### Short task
Each record below should be repeated precisely as written.

### Provided data
□ □ □ □ □ □ □

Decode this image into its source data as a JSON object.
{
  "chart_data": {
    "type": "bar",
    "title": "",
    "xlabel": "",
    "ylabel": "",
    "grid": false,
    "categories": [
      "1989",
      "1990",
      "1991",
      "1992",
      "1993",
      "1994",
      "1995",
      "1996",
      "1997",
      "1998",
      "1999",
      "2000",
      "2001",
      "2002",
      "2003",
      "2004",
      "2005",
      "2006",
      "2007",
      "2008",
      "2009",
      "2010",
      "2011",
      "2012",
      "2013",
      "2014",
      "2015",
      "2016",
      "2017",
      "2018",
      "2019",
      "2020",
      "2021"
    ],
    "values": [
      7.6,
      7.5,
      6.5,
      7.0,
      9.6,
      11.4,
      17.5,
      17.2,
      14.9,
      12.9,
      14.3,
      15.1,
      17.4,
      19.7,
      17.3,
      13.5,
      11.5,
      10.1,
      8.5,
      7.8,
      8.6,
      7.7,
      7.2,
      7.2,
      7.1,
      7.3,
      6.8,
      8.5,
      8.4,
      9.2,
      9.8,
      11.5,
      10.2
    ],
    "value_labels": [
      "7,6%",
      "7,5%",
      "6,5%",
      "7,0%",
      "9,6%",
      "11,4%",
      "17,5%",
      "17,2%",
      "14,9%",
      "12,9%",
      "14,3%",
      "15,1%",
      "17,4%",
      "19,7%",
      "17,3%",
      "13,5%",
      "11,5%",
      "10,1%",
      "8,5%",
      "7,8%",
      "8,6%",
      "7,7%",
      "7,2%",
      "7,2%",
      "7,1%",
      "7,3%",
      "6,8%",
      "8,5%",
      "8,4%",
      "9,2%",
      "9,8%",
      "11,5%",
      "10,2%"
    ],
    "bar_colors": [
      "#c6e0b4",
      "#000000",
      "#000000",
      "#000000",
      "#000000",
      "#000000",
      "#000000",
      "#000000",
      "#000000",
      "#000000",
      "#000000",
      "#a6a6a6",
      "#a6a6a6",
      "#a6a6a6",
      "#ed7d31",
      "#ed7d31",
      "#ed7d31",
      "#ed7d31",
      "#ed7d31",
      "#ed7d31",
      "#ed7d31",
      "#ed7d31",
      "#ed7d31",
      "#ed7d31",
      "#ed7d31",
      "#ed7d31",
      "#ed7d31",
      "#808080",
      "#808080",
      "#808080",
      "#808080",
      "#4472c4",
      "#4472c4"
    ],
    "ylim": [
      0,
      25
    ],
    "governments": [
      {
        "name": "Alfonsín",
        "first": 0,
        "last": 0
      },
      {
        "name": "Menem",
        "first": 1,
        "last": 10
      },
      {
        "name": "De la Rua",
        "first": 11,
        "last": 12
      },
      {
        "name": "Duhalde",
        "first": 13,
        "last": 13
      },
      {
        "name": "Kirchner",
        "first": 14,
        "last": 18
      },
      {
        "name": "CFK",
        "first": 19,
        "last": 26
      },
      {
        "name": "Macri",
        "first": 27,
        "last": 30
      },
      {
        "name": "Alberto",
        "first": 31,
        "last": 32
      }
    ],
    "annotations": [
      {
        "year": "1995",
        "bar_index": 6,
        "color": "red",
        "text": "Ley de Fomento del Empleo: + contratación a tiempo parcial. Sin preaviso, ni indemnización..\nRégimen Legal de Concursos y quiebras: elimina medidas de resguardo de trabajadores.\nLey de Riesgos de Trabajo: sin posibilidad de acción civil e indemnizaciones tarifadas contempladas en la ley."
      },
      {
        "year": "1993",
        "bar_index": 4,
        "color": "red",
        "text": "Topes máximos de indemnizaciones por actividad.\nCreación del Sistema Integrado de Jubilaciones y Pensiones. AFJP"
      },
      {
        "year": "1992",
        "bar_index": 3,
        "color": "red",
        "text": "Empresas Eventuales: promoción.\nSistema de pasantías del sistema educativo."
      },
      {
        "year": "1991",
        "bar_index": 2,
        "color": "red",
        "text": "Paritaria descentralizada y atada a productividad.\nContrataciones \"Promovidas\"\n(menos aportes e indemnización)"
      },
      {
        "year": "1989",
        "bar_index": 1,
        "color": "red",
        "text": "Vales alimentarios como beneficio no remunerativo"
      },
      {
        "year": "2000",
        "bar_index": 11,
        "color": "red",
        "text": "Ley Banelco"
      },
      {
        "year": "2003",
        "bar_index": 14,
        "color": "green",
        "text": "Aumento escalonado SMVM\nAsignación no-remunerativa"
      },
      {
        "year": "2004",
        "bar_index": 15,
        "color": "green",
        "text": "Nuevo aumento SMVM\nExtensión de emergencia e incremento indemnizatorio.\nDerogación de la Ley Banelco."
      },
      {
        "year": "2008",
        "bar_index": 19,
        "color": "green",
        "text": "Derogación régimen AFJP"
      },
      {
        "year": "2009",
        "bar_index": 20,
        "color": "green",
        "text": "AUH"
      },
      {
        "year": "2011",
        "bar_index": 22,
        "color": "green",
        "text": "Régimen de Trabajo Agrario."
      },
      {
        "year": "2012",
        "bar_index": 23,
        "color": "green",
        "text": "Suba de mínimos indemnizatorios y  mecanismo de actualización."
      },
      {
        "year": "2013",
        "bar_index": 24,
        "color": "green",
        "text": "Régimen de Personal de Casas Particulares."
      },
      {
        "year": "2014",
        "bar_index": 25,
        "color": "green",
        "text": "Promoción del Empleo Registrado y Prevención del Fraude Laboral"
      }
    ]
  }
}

□ □ □ □ □ □ □

### Solution
Decode this image into its source data as a JSON object.
{
  "chart_data": {
    "type": "bar",
    "title": "",
    "xlabel": "",
    "ylabel": "",
    "grid": false,
    "categories": [
      "1989",
      "1990",
      "1991",
      "1992",
      "1993",
      "1994",
      "1995",
      "1996",
      "1997",
      "1998",
      "1999",
      "2000",
      "2001",
      "2002",
      "2003",
      "2004",
      "2005",
      "2006",
      "2007",
      "2008",
      "2009",
      "2010",
      "2011",
      "2012",
      "2013",
      "2014",
      "2015",
      "2016",
      "2017",
      "2018",
      "2019",
      "2020",
      "2021"
    ],
    "values": [
      7.6,
      7.5,
      6.5,
      7.0,
      9.6,
      11.4,
      17.5,
      17.2,
      14.9,
      12.9,
      14.3,
      15.1,
      17.4,
      19.7,
      17.3,
      13.5,
      11.5,
      10.1,
      8.5,
      7.8,
      8.6,
      7.7,
      7.2,
      7.2,
      7.1,
      7.3,
      6.8,
      8.5,
      8.4,
      9.2,
      9.8,
      11.5,
      10.2
    ],
    "value_labels": [
      "7,6%",
      "7,5%",
      "6,5%",
      "7,0%",
      "9,6%",
      "11,4%",
      "17,5%",
      "17,2%",
      "14,9%",
      "12,9%",
      "14,3%",
      "15,1%",
      "17,4%",
      "19,7%",
      "17,3%",
      "13,5%",
      "11,5%",
      "10,1%",
      "8,5%",
      "7,8%",
      "8,6%",
      "7,7%",
      "7,2%",
      "7,2%",
      "7,1%",
      "7,3%",
      "6,8%",
      "8,5%",
      "8,4%",
      "9,2%",
      "9,8%",
      "11,5%",
      "10,2%"
    ],
    "bar_colors": [
      "#c6e0b4",
      "#000000",
      "#000000",
      "#000000",
      "#000000",
      "#000000",
      "#000000",
      "#000000",
      "#000000",
      "#000000",
      "#000000",
      "#a6a6a6",
      "#a6a6a6",
      "#a6a6a6",
      "#ed7d31",
      "#ed7d31",
      "#ed7d31",
      "#ed7d31",
      "#ed7d31",
      "#ed7d31",
      "#ed7d31",
      "#ed7d31",
      "#ed7d31",
      "#ed7d31",
      "#ed7d31",
      "#ed7d31",
      "#ed7d31",
      "#808080",
      "#808080",
      "#808080",
      "#808080",
      "#4472c4",
      "#4472c4"
    ],
    "ylim": [
      0,
      25
    ],
    "governments": [
      {
        "name": "Alfonsín",
        "first": 0,
        "last": 0
      },
      {
        "name": "Menem",
        "first": 1,
        "last": 10
      },
      {
        "name": "De la Rua",
        "first": 11,
        "last": 12
      },
      {
        "name": "Duhalde",
        "first": 13,
        "last": 13
      },
      {
        "name": "Kirchner",
        "first": 14,
        "last": 18
      },
      {
        "name": "CFK",
        "first": 19,
        "last": 26
      },
      {
        "name": "Macri",
        "first": 27,
        "last": 30
      },
      {
        "name": "Alberto",
        "first": 31,
        "last": 32
      }
    ],
    "annotations": [
      {
        "year": "1995",
        "bar_index": 6,
        "color": "red",
        "text": "Ley de Fomento del Empleo: + contratación a tiempo parcial. Sin preaviso, ni indemnización..\nRégimen Legal de Concursos y quiebras: elimina medidas de resguardo de trabajadores.\nLey de Riesgos de Trabajo: sin posibilidad de acción civil e indemnizaciones tarifadas contempladas en la ley."
      },
      {
        "year": "1993",
        "bar_index": 4,
        "color": "red",
        "text": "Topes máximos de indemnizaciones por actividad.\nCreación del Sistema Integrado de Jubilaciones y Pensiones. AFJP"
      },
      {
        "year": "1992",
        "bar_index": 3,
        "color": "red",
        "text": "Empresas Eventuales: promoción.\nSistema de pasantías del sistema educativo."
      },
      {
        "year": "1991",
        "bar_index": 2,
        "color": "red",
        "text": "Paritaria descentralizada y atada a productividad.\nContrataciones \"Promovidas\"\n(menos aportes e indemnización)"
      },
      {
        "year": "1989",
        "bar_index": 1,
        "color": "red",
        "text": "Vales alimentarios como beneficio no remunerativo"
      },
      {
        "year": "2000",
        "bar_index": 11,
        "color": "red",
        "text": "Ley Banelco"
      },
      {
        "year": "2003",
        "bar_index": 14,
        "color": "green",
        "text": "Aumento escalonado SMVM\nAsignación no-remunerativa"
      },
      {
        "year": "2004",
        "bar_index": 15,
        "color": "green",
        "text": "Nuevo aumento SMVM\nExtensión de emergencia e incremento indemnizatorio.\nDerogación de la Ley Banelco."
      },
      {
        "year": "2008",
        "bar_index": 19,
        "color": "green",
        "text": "Derogación régimen AFJP"
      },
      {
        "year": "2009",
        "bar_index": 20,
        "color": "green",
        "text": "AUH"
      },
      {
        "year": "2011",
        "bar_index": 22,
        "color": "green",
        "text": "Régimen de Trabajo Agrario."
      },
      {
        "year": "2012",
        "bar_index": 23,
        "color": "green",
        "text": "Suba de mínimos indemnizatorios y  mecanismo de actualización."
      },
      {
        "year": "2013",
        "bar_index": 24,
        "color": "green",
        "text": "Régimen de Personal de Casas Particulares."
      },
      {
        "year": "2014",
        "bar_index": 25,
        "color": "green",
        "text": "Promoción del Empleo Registrado y Prevención del Fraude Laboral"
      }
    ]
  }
}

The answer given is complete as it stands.